Requirements: Copy out each line that has "Footage" in it.

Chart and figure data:

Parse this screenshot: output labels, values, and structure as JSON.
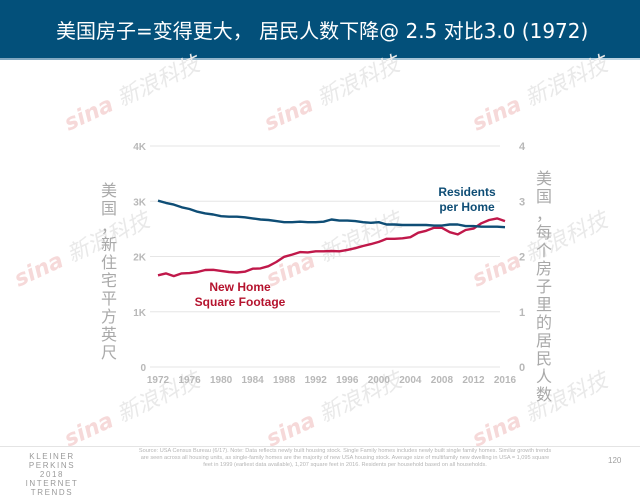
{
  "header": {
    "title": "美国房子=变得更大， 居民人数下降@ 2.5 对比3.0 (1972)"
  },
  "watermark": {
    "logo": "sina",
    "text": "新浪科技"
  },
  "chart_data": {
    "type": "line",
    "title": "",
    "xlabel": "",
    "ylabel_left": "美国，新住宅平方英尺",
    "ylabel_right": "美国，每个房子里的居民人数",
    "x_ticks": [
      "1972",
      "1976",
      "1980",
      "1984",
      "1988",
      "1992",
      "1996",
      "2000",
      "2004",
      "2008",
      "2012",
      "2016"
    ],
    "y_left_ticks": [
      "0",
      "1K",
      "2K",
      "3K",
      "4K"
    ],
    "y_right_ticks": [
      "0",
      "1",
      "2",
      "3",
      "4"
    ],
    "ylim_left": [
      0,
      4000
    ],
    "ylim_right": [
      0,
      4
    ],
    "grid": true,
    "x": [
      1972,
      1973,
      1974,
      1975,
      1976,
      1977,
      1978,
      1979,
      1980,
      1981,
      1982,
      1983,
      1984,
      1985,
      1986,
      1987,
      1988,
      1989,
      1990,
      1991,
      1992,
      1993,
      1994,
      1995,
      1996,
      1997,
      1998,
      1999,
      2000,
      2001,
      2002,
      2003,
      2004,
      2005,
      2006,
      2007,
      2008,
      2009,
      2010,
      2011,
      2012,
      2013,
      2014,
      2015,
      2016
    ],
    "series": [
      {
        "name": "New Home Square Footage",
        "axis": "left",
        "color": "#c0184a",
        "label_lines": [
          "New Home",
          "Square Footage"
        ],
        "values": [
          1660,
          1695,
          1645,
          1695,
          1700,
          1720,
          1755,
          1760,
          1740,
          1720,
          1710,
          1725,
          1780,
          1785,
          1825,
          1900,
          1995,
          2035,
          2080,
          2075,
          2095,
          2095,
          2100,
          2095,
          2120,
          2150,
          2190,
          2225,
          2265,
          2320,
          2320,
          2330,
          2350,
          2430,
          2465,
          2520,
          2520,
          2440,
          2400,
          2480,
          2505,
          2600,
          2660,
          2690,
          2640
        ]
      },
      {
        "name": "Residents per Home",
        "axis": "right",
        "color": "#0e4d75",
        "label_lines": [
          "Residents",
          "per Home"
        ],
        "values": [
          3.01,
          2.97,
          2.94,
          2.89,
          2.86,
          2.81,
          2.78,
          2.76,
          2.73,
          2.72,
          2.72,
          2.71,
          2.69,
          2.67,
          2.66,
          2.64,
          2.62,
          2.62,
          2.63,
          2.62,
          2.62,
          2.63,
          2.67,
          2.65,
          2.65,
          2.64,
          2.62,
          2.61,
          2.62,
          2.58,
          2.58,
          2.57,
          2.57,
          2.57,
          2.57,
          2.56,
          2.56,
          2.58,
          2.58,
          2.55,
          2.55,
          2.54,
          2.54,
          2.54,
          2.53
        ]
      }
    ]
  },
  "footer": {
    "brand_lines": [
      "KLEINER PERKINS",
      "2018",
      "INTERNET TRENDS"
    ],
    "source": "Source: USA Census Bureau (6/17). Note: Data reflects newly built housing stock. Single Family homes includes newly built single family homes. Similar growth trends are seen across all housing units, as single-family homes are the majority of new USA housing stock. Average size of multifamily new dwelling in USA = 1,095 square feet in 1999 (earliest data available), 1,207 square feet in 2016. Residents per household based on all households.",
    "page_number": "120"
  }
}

Written answer:
        "name": "New Home Square Footage",
          "Square Footage"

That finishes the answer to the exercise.